_PROVIDED ENTRIES_.
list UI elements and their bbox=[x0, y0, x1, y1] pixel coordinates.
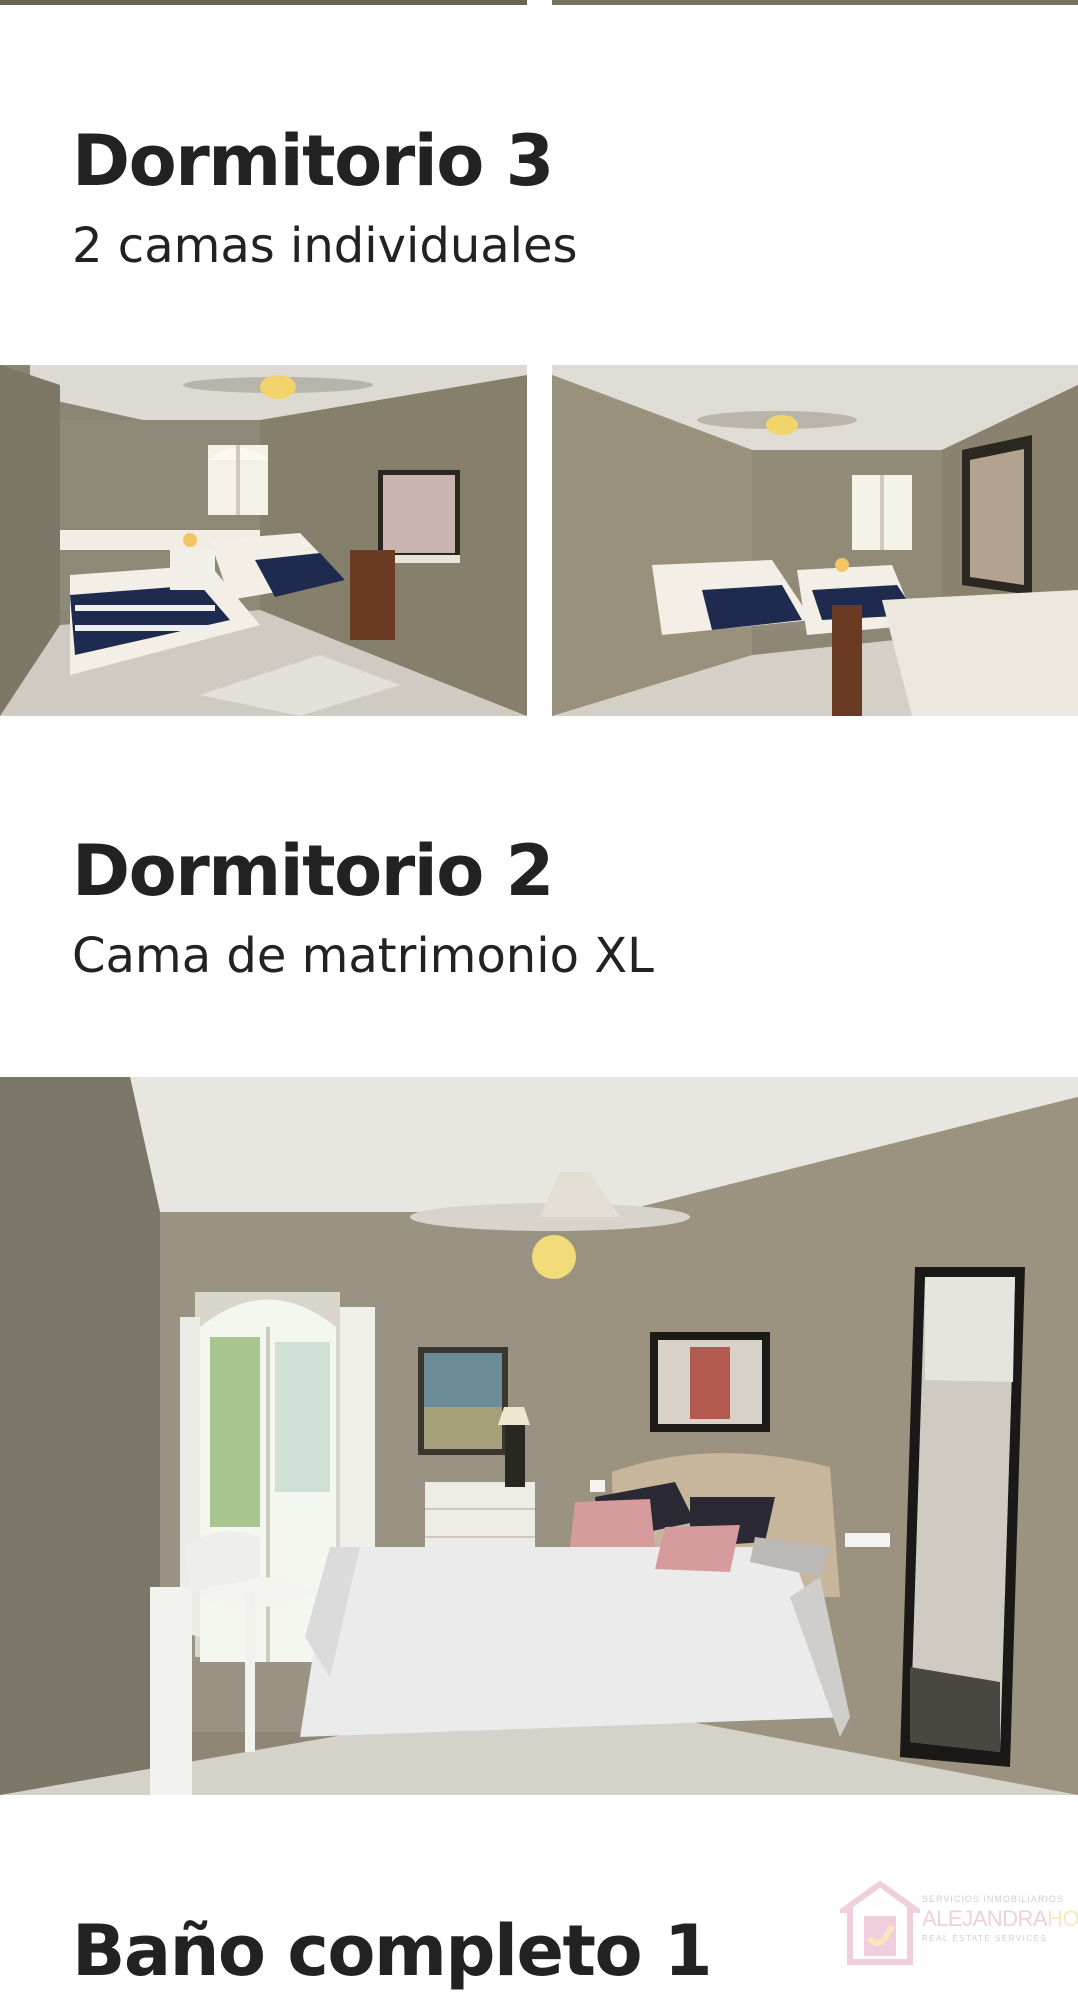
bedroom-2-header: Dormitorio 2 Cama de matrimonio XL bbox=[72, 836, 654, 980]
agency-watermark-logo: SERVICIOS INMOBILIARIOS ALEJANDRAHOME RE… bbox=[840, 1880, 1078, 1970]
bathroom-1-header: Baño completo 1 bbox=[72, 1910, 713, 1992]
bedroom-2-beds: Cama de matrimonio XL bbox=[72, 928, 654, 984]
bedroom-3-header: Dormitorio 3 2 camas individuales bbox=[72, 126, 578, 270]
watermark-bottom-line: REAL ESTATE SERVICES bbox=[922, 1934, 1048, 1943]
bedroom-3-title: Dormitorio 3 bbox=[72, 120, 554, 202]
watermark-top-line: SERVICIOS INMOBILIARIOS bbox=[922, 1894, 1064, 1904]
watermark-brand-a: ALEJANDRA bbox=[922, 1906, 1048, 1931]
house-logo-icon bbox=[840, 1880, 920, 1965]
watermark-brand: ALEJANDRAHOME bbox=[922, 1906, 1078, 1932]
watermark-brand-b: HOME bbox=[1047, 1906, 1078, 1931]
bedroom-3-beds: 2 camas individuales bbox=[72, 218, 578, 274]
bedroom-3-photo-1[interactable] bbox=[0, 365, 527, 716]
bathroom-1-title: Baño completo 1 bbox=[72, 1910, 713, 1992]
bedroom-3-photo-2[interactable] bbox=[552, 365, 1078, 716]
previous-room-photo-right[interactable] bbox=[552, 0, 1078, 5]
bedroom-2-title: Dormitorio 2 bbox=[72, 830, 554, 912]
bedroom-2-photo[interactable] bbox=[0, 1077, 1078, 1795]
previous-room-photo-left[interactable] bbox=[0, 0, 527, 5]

_SHORT PROBLEM_. Set out every line of the records above as a Markdown table with the columns Row and Line, numbering the rows and skipping blank lines. Leave the pictures out of your answer.

_RESPONSE_.
| Row | Line |
|---|---|
| 1 | list UI elements and their bbox=[x0, y0, x1, y1] pixel coordinates. |
| 2 | bedroom-2-header: Dormitorio 2 Cama de matrimonio XL bbox=[72, 836, 654, 980] |
| 3 | agency-watermark-logo: SERVICIOS INMOBILIARIOS ALEJANDRAHOME RE… bbox=[840, 1880, 1078, 1970] |
| 4 | bathroom-1-header: Baño completo 1 bbox=[72, 1910, 713, 1992] |
| 5 | bedroom-2-beds: Cama de matrimonio XL bbox=[72, 928, 654, 984] |
| 6 | bedroom-3-header: Dormitorio 3 2 camas individuales bbox=[72, 126, 578, 270] |
| 7 | watermark-bottom-line: REAL ESTATE SERVICES bbox=[922, 1934, 1048, 1943] |
| 8 | bedroom-3-title: Dormitorio 3 bbox=[72, 120, 554, 202] |
| 9 | watermark-top-line: SERVICIOS INMOBILIARIOS bbox=[922, 1894, 1064, 1904] |
| 10 | watermark-brand-a: ALEJANDRA bbox=[922, 1906, 1048, 1931] |
| 11 | house-logo-icon bbox=[840, 1880, 920, 1965] |
| 12 | watermark-brand: ALEJANDRAHOME bbox=[922, 1906, 1078, 1932] |
| 13 | watermark-brand-b: HOME bbox=[1047, 1906, 1078, 1931] |
| 14 | bedroom-3-beds: 2 camas individuales bbox=[72, 218, 578, 274] |
| 15 | bedroom-3-photo-1[interactable] bbox=[0, 365, 527, 716] |
| 16 | bathroom-1-title: Baño completo 1 bbox=[72, 1910, 713, 1992] |
| 17 | bedroom-3-photo-2[interactable] bbox=[552, 365, 1078, 716] |
| 18 | previous-room-photo-right[interactable] bbox=[552, 0, 1078, 5] |
| 19 | bedroom-2-title: Dormitorio 2 bbox=[72, 830, 554, 912] |
| 20 | bedroom-2-photo[interactable] bbox=[0, 1077, 1078, 1795] |
| 21 | previous-room-photo-left[interactable] bbox=[0, 0, 527, 5] |